Written instruction.
Could you reproduce, verbatim, the part of the records that opens with the line containing "Text: 7: 7 (330, 246, 338, 258)" and closes with the line containing "Bar (199, 354, 225, 374)", both of those lines included?

-*-*-

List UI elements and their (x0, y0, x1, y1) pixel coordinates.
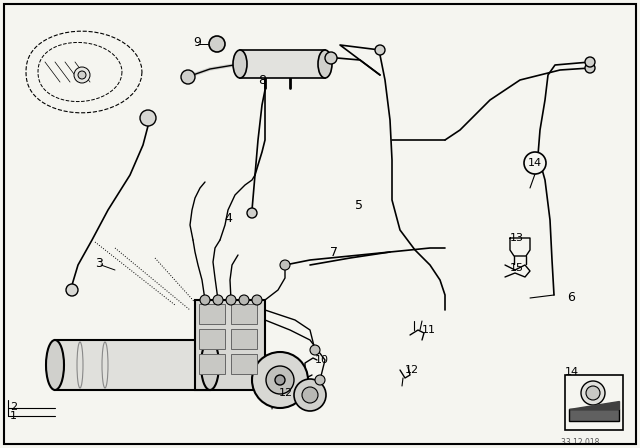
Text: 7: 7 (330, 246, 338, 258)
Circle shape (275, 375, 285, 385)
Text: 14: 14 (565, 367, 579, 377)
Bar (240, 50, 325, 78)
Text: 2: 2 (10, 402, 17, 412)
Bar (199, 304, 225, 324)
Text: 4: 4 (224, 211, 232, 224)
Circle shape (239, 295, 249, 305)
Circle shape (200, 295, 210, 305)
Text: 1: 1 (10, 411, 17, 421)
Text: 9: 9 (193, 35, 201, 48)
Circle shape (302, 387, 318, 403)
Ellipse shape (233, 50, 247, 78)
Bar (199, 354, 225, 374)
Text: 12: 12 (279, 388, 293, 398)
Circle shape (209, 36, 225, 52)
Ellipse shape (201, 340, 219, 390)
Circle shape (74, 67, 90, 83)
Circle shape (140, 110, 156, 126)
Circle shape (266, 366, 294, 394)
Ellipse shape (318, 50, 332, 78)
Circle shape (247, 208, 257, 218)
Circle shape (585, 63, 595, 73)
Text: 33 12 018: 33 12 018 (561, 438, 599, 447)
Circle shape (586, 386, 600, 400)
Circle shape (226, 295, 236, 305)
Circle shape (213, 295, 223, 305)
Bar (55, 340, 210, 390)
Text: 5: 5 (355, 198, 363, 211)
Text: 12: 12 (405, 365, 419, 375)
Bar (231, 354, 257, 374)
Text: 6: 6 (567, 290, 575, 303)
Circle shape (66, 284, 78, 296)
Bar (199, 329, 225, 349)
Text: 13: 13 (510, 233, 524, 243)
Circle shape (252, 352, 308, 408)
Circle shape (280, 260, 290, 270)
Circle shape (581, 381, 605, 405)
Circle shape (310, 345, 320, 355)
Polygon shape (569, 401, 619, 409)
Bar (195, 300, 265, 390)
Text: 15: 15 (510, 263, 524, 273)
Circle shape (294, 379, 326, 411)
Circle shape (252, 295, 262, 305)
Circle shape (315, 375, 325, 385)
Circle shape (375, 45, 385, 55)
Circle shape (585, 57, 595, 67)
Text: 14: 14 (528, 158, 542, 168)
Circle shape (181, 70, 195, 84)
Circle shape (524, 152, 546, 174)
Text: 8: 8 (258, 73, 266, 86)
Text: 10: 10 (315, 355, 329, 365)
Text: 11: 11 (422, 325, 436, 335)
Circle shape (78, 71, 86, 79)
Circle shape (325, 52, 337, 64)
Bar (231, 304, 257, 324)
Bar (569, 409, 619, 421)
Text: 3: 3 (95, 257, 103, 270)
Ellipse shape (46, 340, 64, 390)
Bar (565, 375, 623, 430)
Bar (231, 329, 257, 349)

-*-*-

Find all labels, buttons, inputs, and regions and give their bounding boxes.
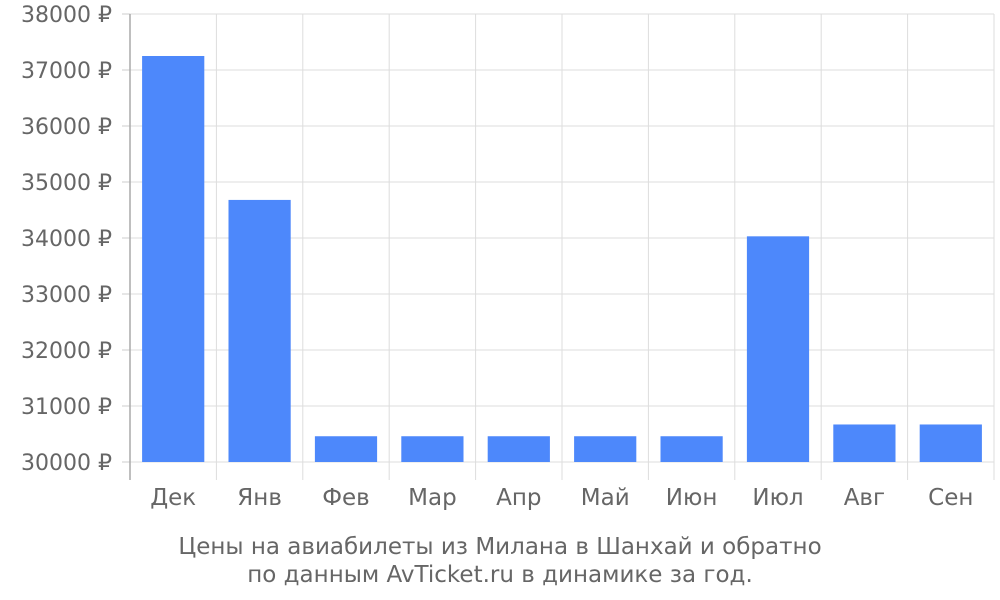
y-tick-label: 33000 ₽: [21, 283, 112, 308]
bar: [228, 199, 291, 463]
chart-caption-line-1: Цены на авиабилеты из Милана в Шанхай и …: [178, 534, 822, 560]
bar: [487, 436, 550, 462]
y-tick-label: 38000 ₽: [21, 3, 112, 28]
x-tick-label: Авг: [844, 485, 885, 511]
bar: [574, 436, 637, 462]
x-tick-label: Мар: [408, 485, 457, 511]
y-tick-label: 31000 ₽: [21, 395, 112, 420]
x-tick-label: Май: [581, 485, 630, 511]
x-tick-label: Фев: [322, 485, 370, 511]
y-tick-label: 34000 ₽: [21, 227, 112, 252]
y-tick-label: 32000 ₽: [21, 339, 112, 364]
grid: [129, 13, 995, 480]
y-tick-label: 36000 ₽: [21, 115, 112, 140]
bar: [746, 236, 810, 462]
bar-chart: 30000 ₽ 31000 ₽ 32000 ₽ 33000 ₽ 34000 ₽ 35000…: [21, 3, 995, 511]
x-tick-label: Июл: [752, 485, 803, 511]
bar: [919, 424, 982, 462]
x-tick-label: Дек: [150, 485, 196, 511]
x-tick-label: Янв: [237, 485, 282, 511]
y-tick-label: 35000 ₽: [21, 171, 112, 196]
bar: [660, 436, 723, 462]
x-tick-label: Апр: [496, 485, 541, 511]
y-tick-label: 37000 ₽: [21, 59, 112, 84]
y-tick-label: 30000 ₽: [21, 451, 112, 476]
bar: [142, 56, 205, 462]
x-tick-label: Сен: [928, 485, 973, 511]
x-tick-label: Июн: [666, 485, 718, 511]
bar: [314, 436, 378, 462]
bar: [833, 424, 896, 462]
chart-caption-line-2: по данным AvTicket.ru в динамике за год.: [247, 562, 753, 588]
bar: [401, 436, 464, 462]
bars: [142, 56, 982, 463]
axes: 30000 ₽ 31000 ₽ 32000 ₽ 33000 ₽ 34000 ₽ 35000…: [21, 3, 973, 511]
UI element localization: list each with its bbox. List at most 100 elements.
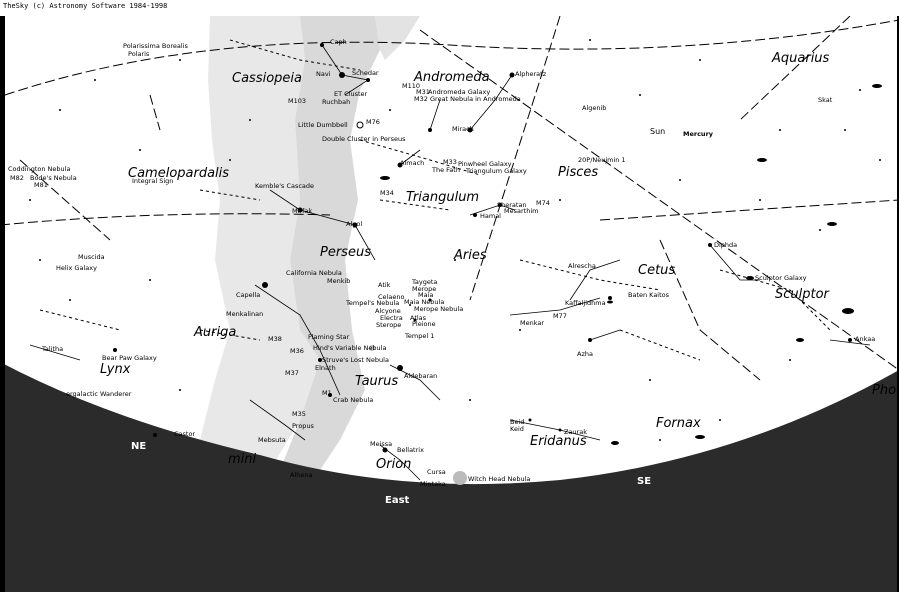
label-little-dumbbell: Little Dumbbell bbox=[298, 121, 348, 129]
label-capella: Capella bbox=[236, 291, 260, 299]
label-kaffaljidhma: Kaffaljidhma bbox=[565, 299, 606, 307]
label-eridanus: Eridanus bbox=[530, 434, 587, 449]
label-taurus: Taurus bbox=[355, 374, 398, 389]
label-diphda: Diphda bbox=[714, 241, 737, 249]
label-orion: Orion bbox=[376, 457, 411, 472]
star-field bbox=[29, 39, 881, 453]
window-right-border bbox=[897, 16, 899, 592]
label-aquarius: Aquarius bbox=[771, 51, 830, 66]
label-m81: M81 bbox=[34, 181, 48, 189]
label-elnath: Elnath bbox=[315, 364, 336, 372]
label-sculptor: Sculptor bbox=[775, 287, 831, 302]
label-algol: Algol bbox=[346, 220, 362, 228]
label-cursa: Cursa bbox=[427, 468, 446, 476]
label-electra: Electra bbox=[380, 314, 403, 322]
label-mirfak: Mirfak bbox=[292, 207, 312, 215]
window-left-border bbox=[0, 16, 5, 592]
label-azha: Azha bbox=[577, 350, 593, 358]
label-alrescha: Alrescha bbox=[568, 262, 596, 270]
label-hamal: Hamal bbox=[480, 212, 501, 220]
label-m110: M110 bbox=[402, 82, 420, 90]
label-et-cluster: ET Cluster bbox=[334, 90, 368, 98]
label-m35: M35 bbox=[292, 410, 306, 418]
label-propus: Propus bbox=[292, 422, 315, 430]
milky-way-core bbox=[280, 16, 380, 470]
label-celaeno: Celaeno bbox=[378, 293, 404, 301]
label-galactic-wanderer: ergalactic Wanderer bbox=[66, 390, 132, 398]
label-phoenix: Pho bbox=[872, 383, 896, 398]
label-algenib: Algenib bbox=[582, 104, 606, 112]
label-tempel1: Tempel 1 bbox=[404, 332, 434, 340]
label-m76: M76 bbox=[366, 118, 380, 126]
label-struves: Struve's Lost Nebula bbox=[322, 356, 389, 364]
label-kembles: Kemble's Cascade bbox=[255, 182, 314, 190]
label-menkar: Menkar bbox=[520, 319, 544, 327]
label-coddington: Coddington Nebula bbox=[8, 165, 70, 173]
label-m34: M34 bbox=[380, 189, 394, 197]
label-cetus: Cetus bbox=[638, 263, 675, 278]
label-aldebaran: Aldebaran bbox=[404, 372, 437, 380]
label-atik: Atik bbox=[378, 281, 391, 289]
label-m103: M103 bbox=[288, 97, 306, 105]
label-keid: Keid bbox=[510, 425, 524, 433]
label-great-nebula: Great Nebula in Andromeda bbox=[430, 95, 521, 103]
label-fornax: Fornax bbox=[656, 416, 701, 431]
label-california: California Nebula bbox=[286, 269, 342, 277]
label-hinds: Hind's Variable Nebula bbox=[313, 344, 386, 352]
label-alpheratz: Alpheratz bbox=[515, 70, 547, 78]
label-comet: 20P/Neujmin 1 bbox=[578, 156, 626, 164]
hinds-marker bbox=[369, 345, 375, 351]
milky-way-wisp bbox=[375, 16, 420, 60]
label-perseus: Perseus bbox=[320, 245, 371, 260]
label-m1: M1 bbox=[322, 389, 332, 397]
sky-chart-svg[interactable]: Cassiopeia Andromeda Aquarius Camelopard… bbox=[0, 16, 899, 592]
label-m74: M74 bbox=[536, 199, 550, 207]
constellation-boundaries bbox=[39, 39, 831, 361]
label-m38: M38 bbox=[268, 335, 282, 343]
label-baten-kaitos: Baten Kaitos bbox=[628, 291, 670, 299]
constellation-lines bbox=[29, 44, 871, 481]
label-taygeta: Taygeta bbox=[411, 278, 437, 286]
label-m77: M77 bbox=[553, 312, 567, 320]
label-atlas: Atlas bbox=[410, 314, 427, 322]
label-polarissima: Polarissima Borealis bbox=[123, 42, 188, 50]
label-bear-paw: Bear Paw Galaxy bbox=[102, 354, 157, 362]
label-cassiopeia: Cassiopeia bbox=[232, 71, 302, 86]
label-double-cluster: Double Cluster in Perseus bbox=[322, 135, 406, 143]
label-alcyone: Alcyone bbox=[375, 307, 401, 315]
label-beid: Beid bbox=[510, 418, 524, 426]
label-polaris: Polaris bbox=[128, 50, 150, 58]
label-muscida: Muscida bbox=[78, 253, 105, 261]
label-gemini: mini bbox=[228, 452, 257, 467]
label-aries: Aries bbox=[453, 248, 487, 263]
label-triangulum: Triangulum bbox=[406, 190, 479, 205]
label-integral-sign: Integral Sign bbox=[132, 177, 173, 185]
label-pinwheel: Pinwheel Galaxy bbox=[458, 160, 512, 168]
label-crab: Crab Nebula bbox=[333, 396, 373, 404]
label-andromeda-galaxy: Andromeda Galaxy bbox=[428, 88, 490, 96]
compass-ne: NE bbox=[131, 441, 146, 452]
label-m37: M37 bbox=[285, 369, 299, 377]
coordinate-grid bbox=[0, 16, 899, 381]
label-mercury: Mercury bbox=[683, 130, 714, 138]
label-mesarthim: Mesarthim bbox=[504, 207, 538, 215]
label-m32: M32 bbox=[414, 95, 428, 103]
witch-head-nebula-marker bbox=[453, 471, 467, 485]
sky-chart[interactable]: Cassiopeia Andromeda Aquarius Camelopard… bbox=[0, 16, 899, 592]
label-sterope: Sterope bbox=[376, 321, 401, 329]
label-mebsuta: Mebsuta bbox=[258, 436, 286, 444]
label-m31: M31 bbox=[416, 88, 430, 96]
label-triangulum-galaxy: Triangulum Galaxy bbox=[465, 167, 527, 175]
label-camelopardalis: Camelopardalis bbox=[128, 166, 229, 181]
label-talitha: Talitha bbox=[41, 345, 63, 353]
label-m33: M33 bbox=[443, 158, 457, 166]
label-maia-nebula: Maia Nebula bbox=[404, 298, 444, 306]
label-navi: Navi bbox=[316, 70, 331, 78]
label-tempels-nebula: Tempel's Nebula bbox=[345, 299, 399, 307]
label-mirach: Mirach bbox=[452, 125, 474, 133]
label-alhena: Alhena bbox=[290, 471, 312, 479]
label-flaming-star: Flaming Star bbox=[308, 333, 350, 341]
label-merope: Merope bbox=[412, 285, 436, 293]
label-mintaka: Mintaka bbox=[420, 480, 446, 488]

-*-*-

Written answer.
Text: 7: 7 (330, 246, 338, 258)
Circle shape (275, 375, 285, 385)
Text: 14: 14 (565, 367, 579, 377)
Bar (240, 50, 325, 78)
Text: 2: 2 (10, 402, 17, 412)
Bar (199, 304, 225, 324)
Text: 4: 4 (224, 211, 232, 224)
Circle shape (239, 295, 249, 305)
Circle shape (200, 295, 210, 305)
Text: 1: 1 (10, 411, 17, 421)
Text: 9: 9 (193, 35, 201, 48)
Circle shape (302, 387, 318, 403)
Ellipse shape (233, 50, 247, 78)
Bar (199, 354, 225, 374)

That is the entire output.